### TASK DETAILS:
Copy the data word for word, keeping every line.

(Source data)

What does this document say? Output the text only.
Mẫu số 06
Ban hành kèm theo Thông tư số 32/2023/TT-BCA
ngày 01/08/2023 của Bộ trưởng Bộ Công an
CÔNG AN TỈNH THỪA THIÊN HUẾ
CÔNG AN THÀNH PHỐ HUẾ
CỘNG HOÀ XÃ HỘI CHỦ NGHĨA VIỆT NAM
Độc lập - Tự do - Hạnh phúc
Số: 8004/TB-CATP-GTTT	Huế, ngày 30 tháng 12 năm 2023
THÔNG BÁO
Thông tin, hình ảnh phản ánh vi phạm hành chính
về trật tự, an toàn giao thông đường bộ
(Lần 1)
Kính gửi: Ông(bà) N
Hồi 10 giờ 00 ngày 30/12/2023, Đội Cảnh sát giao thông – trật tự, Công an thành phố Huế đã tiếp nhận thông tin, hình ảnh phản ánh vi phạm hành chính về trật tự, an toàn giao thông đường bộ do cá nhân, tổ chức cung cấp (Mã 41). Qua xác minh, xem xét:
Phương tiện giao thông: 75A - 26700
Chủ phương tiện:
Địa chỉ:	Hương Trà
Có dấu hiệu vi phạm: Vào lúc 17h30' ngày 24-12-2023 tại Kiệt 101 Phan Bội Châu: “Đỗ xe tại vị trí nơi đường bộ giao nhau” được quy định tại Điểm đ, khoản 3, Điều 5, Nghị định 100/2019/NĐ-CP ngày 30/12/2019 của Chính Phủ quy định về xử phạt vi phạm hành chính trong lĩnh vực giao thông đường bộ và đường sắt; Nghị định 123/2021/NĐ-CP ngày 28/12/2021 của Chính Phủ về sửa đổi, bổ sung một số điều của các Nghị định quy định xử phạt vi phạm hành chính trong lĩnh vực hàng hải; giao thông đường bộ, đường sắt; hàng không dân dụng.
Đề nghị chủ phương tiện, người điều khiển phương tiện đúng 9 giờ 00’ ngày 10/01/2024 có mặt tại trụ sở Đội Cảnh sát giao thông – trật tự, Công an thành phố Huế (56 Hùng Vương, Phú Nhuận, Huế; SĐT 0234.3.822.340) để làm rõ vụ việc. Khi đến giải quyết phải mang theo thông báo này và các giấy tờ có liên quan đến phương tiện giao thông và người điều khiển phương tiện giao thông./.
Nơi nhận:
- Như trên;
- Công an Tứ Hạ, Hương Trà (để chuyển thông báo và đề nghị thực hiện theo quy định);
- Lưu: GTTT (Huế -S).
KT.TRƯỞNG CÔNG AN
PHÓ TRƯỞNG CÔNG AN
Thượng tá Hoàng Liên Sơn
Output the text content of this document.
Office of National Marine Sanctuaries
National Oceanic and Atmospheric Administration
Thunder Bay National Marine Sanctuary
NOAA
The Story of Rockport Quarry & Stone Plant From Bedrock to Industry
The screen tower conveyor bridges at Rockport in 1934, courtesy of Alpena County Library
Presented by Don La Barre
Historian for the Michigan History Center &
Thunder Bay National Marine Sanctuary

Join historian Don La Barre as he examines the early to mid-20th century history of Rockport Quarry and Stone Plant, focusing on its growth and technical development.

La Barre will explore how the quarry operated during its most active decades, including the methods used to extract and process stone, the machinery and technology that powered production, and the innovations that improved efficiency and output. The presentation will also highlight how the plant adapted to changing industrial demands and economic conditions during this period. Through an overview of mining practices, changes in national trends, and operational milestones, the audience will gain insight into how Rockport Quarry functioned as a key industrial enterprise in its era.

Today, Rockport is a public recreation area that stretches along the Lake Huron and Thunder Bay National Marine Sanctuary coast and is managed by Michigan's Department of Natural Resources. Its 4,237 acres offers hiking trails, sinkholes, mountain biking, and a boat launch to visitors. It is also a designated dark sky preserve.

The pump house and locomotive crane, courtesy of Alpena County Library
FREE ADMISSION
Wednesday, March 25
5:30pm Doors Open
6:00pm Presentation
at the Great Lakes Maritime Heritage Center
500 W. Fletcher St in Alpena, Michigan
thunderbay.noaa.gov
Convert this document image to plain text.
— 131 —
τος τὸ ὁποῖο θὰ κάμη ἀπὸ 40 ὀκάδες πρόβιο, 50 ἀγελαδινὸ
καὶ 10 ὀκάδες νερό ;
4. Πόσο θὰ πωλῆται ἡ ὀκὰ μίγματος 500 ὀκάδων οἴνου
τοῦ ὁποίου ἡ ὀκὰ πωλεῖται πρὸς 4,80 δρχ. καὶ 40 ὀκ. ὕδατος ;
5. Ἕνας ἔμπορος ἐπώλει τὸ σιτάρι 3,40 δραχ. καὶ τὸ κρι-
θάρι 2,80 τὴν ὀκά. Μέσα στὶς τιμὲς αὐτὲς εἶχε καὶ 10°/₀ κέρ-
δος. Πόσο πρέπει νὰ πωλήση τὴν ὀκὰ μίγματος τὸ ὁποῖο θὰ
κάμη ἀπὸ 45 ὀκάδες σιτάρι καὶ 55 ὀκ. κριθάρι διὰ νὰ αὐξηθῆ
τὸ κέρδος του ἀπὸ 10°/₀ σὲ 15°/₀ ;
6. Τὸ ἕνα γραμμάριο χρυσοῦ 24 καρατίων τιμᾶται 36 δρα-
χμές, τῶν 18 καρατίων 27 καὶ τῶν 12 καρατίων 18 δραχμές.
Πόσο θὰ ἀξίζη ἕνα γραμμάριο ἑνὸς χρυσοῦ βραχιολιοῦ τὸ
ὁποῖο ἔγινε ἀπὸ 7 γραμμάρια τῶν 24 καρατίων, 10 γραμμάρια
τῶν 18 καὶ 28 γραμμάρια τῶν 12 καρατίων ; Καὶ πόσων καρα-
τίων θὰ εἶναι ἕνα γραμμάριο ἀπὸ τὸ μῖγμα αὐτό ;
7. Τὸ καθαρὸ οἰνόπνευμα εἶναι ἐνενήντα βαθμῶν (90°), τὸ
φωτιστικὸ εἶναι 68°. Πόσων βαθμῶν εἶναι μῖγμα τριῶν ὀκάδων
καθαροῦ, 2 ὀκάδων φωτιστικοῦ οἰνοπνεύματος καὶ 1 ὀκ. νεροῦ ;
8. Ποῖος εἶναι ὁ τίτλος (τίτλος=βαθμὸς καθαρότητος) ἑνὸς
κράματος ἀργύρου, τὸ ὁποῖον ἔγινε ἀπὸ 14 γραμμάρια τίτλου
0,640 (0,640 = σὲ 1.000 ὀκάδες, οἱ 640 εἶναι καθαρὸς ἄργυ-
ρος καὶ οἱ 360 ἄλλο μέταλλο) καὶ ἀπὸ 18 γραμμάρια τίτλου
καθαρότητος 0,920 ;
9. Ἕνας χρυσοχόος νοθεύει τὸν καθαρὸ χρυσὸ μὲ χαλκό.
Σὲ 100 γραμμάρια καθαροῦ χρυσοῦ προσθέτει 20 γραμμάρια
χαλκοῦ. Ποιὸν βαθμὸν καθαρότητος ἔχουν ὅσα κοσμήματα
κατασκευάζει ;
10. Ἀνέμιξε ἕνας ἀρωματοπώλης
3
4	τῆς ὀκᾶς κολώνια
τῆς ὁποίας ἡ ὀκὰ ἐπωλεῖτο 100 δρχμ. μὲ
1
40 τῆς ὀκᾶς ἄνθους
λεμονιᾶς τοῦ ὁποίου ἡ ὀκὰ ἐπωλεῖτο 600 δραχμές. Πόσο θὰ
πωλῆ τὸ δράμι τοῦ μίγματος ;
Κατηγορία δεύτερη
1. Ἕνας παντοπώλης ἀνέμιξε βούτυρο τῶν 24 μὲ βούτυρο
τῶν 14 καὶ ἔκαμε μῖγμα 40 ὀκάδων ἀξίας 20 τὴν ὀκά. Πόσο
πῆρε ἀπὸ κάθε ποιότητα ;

### SOLUTION TO THIS EXERCISE:
What does this document say? Output the text only.
Mẫu số 06
Ban hành kèm theo Thông tư số 32/2023/TT-BCA
ngày 01/08/2023 của Bộ trưởng Bộ Công an
CÔNG AN TỈNH THỪA THIÊN HUẾ
CÔNG AN THÀNH PHỐ HUẾ
CỘNG HOÀ XÃ HỘI CHỦ NGHĨA VIỆT NAM
Độc lập - Tự do - Hạnh phúc
Số: 8004/TB-CATP-GTTT	Huế, ngày 30 tháng 12 năm 2023
THÔNG BÁO
Thông tin, hình ảnh phản ánh vi phạm hành chính
về trật tự, an toàn giao thông đường bộ
(Lần 1)
Kính gửi: Ông(bà) N
Hồi 10 giờ 00 ngày 30/12/2023, Đội Cảnh sát giao thông – trật tự, Công an thành phố Huế đã tiếp nhận thông tin, hình ảnh phản ánh vi phạm hành chính về trật tự, an toàn giao thông đường bộ do cá nhân, tổ chức cung cấp (Mã 41). Qua xác minh, xem xét:
Phương tiện giao thông: 75A - 26700
Chủ phương tiện:
Địa chỉ:	Hương Trà
Có dấu hiệu vi phạm: Vào lúc 17h30' ngày 24-12-2023 tại Kiệt 101 Phan Bội Châu: “Đỗ xe tại vị trí nơi đường bộ giao nhau” được quy định tại Điểm đ, khoản 3, Điều 5, Nghị định 100/2019/NĐ-CP ngày 30/12/2019 của Chính Phủ quy định về xử phạt vi phạm hành chính trong lĩnh vực giao thông đường bộ và đường sắt; Nghị định 123/2021/NĐ-CP ngày 28/12/2021 của Chính Phủ về sửa đổi, bổ sung một số điều của các Nghị định quy định xử phạt vi phạm hành chính trong lĩnh vực hàng hải; giao thông đường bộ, đường sắt; hàng không dân dụng.
Đề nghị chủ phương tiện, người điều khiển phương tiện đúng 9 giờ 00’ ngày 10/01/2024 có mặt tại trụ sở Đội Cảnh sát giao thông – trật tự, Công an thành phố Huế (56 Hùng Vương, Phú Nhuận, Huế; SĐT 0234.3.822.340) để làm rõ vụ việc. Khi đến giải quyết phải mang theo thông báo này và các giấy tờ có liên quan đến phương tiện giao thông và người điều khiển phương tiện giao thông./.
Nơi nhận:
- Như trên;
- Công an Tứ Hạ, Hương Trà (để chuyển thông báo và đề nghị thực hiện theo quy định);
- Lưu: GTTT (Huế -S).
KT.TRƯỞNG CÔNG AN
PHÓ TRƯỞNG CÔNG AN
Thượng tá Hoàng Liên Sơn
Output the text content of this document.
Office of National Marine Sanctuaries
National Oceanic and Atmospheric Administration
Thunder Bay National Marine Sanctuary
NOAA
The Story of Rockport Quarry & Stone Plant From Bedrock to Industry
The screen tower conveyor bridges at Rockport in 1934, courtesy of Alpena County Library
Presented by Don La Barre
Historian for the Michigan History Center &
Thunder Bay National Marine Sanctuary

Join historian Don La Barre as he examines the early to mid-20th century history of Rockport Quarry and Stone Plant, focusing on its growth and technical development.

La Barre will explore how the quarry operated during its most active decades, including the methods used to extract and process stone, the machinery and technology that powered production, and the innovations that improved efficiency and output. The presentation will also highlight how the plant adapted to changing industrial demands and economic conditions during this period. Through an overview of mining practices, changes in national trends, and operational milestones, the audience will gain insight into how Rockport Quarry functioned as a key industrial enterprise in its era.

Today, Rockport is a public recreation area that stretches along the Lake Huron and Thunder Bay National Marine Sanctuary coast and is managed by Michigan's Department of Natural Resources. Its 4,237 acres offers hiking trails, sinkholes, mountain biking, and a boat launch to visitors. It is also a designated dark sky preserve.

The pump house and locomotive crane, courtesy of Alpena County Library
FREE ADMISSION
Wednesday, March 25
5:30pm Doors Open
6:00pm Presentation
at the Great Lakes Maritime Heritage Center
500 W. Fletcher St in Alpena, Michigan
thunderbay.noaa.gov
Convert this document image to plain text.
— 131 —
τος τὸ ὁποῖο θὰ κάμη ἀπὸ 40 ὀκάδες πρόβιο, 50 ἀγελαδινὸ
καὶ 10 ὀκάδες νερό ;
4. Πόσο θὰ πωλῆται ἡ ὀκὰ μίγματος 500 ὀκάδων οἴνου
τοῦ ὁποίου ἡ ὀκὰ πωλεῖται πρὸς 4,80 δρχ. καὶ 40 ὀκ. ὕδατος ;
5. Ἕνας ἔμπορος ἐπώλει τὸ σιτάρι 3,40 δραχ. καὶ τὸ κρι-
θάρι 2,80 τὴν ὀκά. Μέσα στὶς τιμὲς αὐτὲς εἶχε καὶ 10°/₀ κέρ-
δος. Πόσο πρέπει νὰ πωλήση τὴν ὀκὰ μίγματος τὸ ὁποῖο θὰ
κάμη ἀπὸ 45 ὀκάδες σιτάρι καὶ 55 ὀκ. κριθάρι διὰ νὰ αὐξηθῆ
τὸ κέρδος του ἀπὸ 10°/₀ σὲ 15°/₀ ;
6. Τὸ ἕνα γραμμάριο χρυσοῦ 24 καρατίων τιμᾶται 36 δρα-
χμές, τῶν 18 καρατίων 27 καὶ τῶν 12 καρατίων 18 δραχμές.
Πόσο θὰ ἀξίζη ἕνα γραμμάριο ἑνὸς χρυσοῦ βραχιολιοῦ τὸ
ὁποῖο ἔγινε ἀπὸ 7 γραμμάρια τῶν 24 καρατίων, 10 γραμμάρια
τῶν 18 καὶ 28 γραμμάρια τῶν 12 καρατίων ; Καὶ πόσων καρα-
τίων θὰ εἶναι ἕνα γραμμάριο ἀπὸ τὸ μῖγμα αὐτό ;
7. Τὸ καθαρὸ οἰνόπνευμα εἶναι ἐνενήντα βαθμῶν (90°), τὸ
φωτιστικὸ εἶναι 68°. Πόσων βαθμῶν εἶναι μῖγμα τριῶν ὀκάδων
καθαροῦ, 2 ὀκάδων φωτιστικοῦ οἰνοπνεύματος καὶ 1 ὀκ. νεροῦ ;
8. Ποῖος εἶναι ὁ τίτλος (τίτλος=βαθμὸς καθαρότητος) ἑνὸς
κράματος ἀργύρου, τὸ ὁποῖον ἔγινε ἀπὸ 14 γραμμάρια τίτλου
0,640 (0,640 = σὲ 1.000 ὀκάδες, οἱ 640 εἶναι καθαρὸς ἄργυ-
ρος καὶ οἱ 360 ἄλλο μέταλλο) καὶ ἀπὸ 18 γραμμάρια τίτλου
καθαρότητος 0,920 ;
9. Ἕνας χρυσοχόος νοθεύει τὸν καθαρὸ χρυσὸ μὲ χαλκό.
Σὲ 100 γραμμάρια καθαροῦ χρυσοῦ προσθέτει 20 γραμμάρια
χαλκοῦ. Ποιὸν βαθμὸν καθαρότητος ἔχουν ὅσα κοσμήματα
κατασκευάζει ;
10. Ἀνέμιξε ἕνας ἀρωματοπώλης
3
4	τῆς ὀκᾶς κολώνια
τῆς ὁποίας ἡ ὀκὰ ἐπωλεῖτο 100 δρχμ. μὲ
1
40 τῆς ὀκᾶς ἄνθους
λεμονιᾶς τοῦ ὁποίου ἡ ὀκὰ ἐπωλεῖτο 600 δραχμές. Πόσο θὰ
πωλῆ τὸ δράμι τοῦ μίγματος ;
Κατηγορία δεύτερη
1. Ἕνας παντοπώλης ἀνέμιξε βούτυρο τῶν 24 μὲ βούτυρο
τῶν 14 καὶ ἔκαμε μῖγμα 40 ὀκάδων ἀξίας 20 τὴν ὀκά. Πόσο
πῆρε ἀπὸ κάθε ποιότητα ;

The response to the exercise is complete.